## [Records for processing]
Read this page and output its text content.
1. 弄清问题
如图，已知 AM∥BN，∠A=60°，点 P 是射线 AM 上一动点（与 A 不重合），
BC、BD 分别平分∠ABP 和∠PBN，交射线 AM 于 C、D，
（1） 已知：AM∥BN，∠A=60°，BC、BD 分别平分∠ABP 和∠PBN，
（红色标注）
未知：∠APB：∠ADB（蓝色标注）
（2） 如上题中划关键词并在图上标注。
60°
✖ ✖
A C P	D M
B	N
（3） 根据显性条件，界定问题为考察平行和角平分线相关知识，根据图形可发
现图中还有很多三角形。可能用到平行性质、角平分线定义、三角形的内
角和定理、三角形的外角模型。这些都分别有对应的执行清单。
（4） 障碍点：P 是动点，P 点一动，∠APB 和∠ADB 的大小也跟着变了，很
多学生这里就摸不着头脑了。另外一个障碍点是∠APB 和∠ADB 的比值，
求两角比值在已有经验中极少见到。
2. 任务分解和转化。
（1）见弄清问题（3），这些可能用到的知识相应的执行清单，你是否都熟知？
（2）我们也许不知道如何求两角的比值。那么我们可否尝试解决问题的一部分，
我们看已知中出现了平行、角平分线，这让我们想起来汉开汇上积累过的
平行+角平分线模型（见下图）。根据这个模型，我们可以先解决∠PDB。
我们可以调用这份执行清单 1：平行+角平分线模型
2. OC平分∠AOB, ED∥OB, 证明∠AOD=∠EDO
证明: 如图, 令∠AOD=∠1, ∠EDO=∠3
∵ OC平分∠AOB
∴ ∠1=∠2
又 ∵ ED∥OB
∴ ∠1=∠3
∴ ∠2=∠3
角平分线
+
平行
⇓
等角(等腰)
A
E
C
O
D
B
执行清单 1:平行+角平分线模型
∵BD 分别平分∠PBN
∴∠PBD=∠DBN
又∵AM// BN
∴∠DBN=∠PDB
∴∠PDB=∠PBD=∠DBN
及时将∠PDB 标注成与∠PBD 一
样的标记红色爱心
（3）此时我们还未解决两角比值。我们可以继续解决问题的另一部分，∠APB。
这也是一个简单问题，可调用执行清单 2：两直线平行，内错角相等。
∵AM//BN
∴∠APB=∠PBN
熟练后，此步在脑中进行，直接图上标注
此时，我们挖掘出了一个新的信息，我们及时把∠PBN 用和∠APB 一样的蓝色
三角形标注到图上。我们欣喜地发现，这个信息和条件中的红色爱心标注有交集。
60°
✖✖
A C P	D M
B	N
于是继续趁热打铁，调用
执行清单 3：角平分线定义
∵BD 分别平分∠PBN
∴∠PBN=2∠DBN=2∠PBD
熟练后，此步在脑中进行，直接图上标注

## [The task]
Gather every line from the listing above in which "角平分线定义" appears, and copy those lines.

## [The response]
现图中还有很多三角形。可能用到平行性质、角平分线定义、三角形的内
执行清单 3：角平分线定义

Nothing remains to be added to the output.